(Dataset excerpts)

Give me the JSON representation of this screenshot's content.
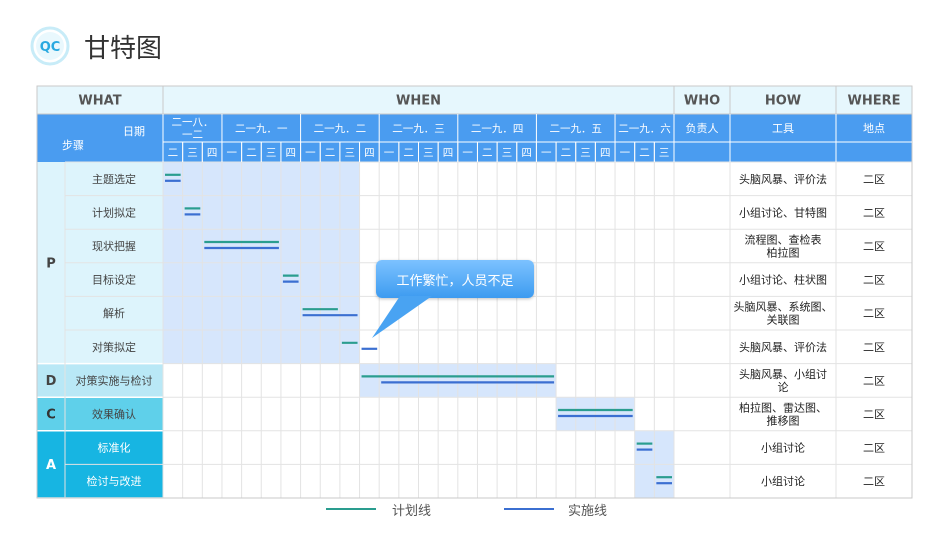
{
  "header": {
    "title": "甘特图",
    "logo_text": "QC"
  },
  "table": {
    "top_headers": [
      "WHAT",
      "WHEN",
      "WHO",
      "HOW",
      "WHERE"
    ],
    "date_label": "日期",
    "step_label": "步骤",
    "months": [
      "二一八．一二",
      "二一九．一",
      "二一九．二",
      "二一九．三",
      "二一九．四",
      "二一九．五",
      "二一九．六"
    ],
    "month_weeks": [
      [
        "二",
        "三",
        "四"
      ],
      [
        "一",
        "二",
        "三",
        "四"
      ],
      [
        "一",
        "二",
        "三",
        "四"
      ],
      [
        "一",
        "二",
        "三",
        "四"
      ],
      [
        "一",
        "二",
        "三",
        "四"
      ],
      [
        "一",
        "二",
        "三",
        "四"
      ],
      [
        "一",
        "二",
        "三"
      ]
    ],
    "col_headers": {
      "who": "负责人",
      "how": "工具",
      "where": "地点"
    },
    "groups": [
      {
        "label": "P",
        "rows": 6,
        "color": "#ddf4fc",
        "text_color": "#444"
      },
      {
        "label": "D",
        "rows": 1,
        "color": "#b9e8f6",
        "text_color": "#444"
      },
      {
        "label": "C",
        "rows": 1,
        "color": "#5fd0ea",
        "text_color": "#333"
      },
      {
        "label": "A",
        "rows": 2,
        "color": "#17b5e2",
        "text_color": "#ffffff"
      }
    ],
    "rows": [
      {
        "step": "主题选定",
        "tool": "头脑风暴、评价法",
        "place": "二区",
        "plan": [
          0,
          1
        ],
        "actual": [
          0,
          1
        ]
      },
      {
        "step": "计划拟定",
        "tool": "小组讨论、甘特图",
        "place": "二区",
        "plan": [
          1,
          2
        ],
        "actual": [
          1,
          2
        ]
      },
      {
        "step": "现状把握",
        "tool": "流程图、查检表\n柏拉图",
        "place": "二区",
        "plan": [
          2,
          6
        ],
        "actual": [
          2,
          6
        ]
      },
      {
        "step": "目标设定",
        "tool": "小组讨论、柱状图",
        "place": "二区",
        "plan": [
          6,
          7
        ],
        "actual": [
          6,
          7
        ]
      },
      {
        "step": "解析",
        "tool": "头脑风暴、系统图、\n关联图",
        "place": "二区",
        "plan": [
          7,
          9
        ],
        "actual": [
          7,
          10
        ]
      },
      {
        "step": "对策拟定",
        "tool": "头脑风暴、评价法",
        "place": "二区",
        "plan": [
          9,
          10
        ],
        "actual": [
          10,
          11
        ]
      },
      {
        "step": "对策实施与检讨",
        "tool": "头脑风暴、小组讨\n论",
        "place": "二区",
        "plan": [
          10,
          20
        ],
        "actual": [
          11,
          20
        ]
      },
      {
        "step": "效果确认",
        "tool": "柏拉图、雷达图、\n推移图",
        "place": "二区",
        "plan": [
          20,
          24
        ],
        "actual": [
          20,
          24
        ]
      },
      {
        "step": "标准化",
        "tool": "小组讨论",
        "place": "二区",
        "plan": [
          24,
          25
        ],
        "actual": [
          24,
          25
        ]
      },
      {
        "step": "检讨与改进",
        "tool": "小组讨论",
        "place": "二区",
        "plan": [
          25,
          26
        ],
        "actual": [
          25,
          26
        ]
      }
    ],
    "shaded_blocks": [
      {
        "col_start": 0,
        "col_end": 10,
        "row_start": 0,
        "row_end": 6
      },
      {
        "col_start": 10,
        "col_end": 20,
        "row_start": 6,
        "row_end": 7
      },
      {
        "col_start": 20,
        "col_end": 24,
        "row_start": 7,
        "row_end": 8
      },
      {
        "col_start": 24,
        "col_end": 26,
        "row_start": 8,
        "row_end": 10
      }
    ]
  },
  "callout": {
    "text": "工作繁忙，人员不足"
  },
  "legend": {
    "plan_label": "计划线",
    "actual_label": "实施线"
  },
  "colors": {
    "header_blue": "#4a9cf0",
    "top_header_bg": "#e6f7fd",
    "shade": "#d6e6fc",
    "grid": "#e3e3e3",
    "plan_line": "#2a9d8f",
    "actual_line": "#3b6fd1",
    "accent": "#2eaee0"
  }
}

*Objective:* Your task is to gather every line with the word "tool" and copy it.

*Full solution:*
        "tool": "头脑风暴、评价法",
        "tool": "小组讨论、甘特图",
        "tool": "流程图、查检表\n柏拉图",
        "tool": "小组讨论、柱状图",
        "tool": "头脑风暴、系统图、\n关联图",
        "tool": "头脑风暴、评价法",
        "tool": "头脑风暴、小组讨\n论",
        "tool": "柏拉图、雷达图、\n推移图",
        "tool": "小组讨论",
        "tool": "小组讨论",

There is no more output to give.